### The problem
Check every line of the listing below for the word "name" and give the number of lines where it appears, with nothing added.

START Records provided

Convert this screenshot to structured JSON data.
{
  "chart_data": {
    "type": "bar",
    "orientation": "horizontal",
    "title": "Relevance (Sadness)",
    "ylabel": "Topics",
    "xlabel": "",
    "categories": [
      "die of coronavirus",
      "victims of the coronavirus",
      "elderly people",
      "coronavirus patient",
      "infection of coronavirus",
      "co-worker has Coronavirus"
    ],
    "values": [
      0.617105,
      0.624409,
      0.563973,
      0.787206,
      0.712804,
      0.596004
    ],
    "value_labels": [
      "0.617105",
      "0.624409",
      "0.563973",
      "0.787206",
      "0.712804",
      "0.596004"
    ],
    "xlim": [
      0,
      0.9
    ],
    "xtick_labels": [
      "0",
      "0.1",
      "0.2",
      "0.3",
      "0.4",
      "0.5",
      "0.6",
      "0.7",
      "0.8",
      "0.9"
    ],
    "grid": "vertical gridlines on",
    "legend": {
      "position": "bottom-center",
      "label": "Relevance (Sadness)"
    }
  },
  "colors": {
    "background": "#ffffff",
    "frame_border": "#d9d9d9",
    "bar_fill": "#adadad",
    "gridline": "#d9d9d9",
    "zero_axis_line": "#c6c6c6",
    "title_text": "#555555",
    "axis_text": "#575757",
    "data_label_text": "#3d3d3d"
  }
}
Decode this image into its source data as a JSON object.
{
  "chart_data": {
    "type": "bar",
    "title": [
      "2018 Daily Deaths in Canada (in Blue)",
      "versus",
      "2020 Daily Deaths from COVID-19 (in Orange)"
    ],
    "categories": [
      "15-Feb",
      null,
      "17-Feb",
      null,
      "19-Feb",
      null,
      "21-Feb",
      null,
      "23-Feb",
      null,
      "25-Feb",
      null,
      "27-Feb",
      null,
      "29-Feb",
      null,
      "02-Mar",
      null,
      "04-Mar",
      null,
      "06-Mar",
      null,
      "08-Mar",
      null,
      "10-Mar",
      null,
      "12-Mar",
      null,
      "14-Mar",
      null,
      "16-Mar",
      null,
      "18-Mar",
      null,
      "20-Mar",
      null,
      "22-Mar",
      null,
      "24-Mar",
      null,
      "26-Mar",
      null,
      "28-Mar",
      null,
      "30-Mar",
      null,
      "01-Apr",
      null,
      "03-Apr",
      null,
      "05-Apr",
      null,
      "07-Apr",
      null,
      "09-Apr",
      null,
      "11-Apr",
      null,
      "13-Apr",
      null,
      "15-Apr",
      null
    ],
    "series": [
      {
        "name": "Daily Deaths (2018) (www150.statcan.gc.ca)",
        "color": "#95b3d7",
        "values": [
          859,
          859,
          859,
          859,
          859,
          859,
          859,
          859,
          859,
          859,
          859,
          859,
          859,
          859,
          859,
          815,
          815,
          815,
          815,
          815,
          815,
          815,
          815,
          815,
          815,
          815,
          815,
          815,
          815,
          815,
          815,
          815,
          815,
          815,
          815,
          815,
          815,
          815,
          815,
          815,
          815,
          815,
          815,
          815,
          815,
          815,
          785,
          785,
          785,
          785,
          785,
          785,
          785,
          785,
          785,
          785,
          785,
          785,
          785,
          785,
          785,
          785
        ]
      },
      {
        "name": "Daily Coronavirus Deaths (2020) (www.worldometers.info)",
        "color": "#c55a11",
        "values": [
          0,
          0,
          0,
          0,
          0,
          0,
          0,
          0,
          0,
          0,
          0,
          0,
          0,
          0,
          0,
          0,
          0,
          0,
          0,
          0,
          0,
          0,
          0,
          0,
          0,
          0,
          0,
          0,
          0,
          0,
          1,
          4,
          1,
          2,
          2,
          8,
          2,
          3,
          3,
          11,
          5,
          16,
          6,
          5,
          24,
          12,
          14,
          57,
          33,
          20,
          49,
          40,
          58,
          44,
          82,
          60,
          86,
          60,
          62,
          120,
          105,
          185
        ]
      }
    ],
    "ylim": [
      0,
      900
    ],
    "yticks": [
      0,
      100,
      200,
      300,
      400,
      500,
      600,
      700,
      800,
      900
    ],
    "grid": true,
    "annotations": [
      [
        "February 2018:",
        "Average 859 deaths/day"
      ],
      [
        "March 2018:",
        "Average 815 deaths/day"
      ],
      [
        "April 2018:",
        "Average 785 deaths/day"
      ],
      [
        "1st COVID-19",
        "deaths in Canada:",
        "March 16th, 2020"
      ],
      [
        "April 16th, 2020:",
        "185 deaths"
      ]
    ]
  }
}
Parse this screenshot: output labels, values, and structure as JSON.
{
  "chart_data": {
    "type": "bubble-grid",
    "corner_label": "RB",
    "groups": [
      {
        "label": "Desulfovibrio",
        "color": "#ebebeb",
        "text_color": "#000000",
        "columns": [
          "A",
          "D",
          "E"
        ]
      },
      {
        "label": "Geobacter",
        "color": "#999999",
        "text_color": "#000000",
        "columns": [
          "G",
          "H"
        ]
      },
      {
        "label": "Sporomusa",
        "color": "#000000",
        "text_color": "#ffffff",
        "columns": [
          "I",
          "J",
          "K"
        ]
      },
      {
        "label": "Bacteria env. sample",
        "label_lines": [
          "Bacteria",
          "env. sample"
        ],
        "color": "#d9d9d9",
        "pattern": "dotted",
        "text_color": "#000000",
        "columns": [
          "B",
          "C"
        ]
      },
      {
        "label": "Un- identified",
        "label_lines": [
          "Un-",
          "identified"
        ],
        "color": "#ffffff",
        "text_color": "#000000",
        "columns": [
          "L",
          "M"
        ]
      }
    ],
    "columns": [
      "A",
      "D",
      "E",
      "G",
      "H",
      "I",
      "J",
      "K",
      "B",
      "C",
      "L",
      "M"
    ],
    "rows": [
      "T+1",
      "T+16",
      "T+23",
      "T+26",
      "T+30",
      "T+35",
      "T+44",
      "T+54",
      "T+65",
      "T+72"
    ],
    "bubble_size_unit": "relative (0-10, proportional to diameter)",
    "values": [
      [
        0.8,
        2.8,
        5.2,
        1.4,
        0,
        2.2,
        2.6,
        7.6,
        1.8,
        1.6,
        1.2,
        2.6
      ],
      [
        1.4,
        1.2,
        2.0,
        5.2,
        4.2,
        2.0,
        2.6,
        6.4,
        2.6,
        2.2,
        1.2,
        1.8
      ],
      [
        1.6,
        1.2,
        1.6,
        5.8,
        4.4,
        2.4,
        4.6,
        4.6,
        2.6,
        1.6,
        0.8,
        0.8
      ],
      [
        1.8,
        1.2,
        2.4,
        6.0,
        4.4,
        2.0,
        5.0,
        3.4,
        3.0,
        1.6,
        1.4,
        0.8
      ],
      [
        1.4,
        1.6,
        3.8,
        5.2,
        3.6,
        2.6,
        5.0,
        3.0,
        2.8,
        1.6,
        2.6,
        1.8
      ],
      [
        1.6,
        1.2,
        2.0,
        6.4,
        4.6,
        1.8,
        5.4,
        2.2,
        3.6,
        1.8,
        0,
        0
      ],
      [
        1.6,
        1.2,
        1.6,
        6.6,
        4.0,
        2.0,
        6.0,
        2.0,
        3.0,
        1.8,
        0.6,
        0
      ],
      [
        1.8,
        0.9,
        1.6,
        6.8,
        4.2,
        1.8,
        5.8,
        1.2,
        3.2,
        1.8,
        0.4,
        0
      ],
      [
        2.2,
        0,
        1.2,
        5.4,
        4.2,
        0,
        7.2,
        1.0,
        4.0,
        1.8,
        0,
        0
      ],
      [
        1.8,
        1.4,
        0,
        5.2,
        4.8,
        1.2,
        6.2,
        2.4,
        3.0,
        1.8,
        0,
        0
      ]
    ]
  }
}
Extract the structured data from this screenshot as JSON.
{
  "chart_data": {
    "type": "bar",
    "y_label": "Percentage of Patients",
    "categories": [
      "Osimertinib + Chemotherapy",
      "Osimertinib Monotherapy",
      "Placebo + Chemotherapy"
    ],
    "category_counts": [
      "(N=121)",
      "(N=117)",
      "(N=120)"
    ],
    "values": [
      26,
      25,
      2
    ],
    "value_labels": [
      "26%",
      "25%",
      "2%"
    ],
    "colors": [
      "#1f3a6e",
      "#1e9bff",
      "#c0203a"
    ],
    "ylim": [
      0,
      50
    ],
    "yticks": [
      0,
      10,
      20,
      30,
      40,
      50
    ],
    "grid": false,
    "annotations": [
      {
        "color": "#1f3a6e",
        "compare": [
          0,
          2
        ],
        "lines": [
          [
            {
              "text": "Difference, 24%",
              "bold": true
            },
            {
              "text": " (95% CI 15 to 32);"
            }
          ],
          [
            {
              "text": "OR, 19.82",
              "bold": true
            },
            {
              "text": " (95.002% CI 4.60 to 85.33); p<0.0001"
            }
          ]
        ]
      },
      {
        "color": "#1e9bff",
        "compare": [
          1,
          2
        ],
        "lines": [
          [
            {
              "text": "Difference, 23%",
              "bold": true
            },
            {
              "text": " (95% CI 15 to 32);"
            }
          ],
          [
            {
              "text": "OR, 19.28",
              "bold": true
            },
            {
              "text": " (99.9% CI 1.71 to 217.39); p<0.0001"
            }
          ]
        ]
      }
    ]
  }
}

END Records provided

### Response to this exercise
2